** Start Information provided **

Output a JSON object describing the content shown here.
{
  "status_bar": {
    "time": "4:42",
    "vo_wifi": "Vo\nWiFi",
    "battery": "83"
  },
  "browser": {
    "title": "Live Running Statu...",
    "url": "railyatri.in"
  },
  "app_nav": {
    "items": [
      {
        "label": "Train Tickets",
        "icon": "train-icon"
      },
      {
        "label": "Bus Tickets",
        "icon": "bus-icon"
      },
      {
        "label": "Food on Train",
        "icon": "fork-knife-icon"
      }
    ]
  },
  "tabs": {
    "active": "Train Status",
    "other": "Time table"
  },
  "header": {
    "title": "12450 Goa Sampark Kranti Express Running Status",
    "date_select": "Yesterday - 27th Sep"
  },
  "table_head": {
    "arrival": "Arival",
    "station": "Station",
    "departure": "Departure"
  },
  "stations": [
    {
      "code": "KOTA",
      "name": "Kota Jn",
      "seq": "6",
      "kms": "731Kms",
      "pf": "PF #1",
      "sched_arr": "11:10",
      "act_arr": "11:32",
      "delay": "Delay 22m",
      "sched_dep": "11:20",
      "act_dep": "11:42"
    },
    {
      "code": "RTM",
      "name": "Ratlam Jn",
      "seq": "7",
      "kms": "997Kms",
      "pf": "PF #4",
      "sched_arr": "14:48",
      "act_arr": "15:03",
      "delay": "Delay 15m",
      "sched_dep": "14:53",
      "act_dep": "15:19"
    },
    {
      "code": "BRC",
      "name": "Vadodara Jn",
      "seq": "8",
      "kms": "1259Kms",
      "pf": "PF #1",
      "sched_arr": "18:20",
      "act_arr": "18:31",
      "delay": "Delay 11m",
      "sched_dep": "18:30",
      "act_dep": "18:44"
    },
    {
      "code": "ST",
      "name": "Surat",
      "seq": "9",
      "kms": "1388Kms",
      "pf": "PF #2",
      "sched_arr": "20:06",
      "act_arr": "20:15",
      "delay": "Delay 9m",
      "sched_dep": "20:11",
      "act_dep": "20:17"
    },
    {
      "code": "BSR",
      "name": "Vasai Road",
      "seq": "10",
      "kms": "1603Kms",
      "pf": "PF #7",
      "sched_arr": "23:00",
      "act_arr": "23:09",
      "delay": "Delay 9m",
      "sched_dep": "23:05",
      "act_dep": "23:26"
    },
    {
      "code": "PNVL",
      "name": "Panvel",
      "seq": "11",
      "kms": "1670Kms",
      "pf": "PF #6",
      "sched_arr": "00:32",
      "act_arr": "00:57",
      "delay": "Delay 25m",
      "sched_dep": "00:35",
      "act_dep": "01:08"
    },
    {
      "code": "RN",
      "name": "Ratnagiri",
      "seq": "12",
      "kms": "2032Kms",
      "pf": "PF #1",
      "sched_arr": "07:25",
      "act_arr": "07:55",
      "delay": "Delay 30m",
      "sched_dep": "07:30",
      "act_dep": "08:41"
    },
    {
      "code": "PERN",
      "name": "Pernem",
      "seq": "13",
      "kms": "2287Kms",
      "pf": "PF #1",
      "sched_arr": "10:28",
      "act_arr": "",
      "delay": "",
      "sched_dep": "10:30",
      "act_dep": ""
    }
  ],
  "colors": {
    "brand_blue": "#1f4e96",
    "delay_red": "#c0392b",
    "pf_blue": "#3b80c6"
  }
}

** End Information provided **

▶ Required task
From the listing, copy every line where the string "Tickets" appears.

▶ Expected output
        "label": "Train Tickets",
        "label": "Bus Tickets",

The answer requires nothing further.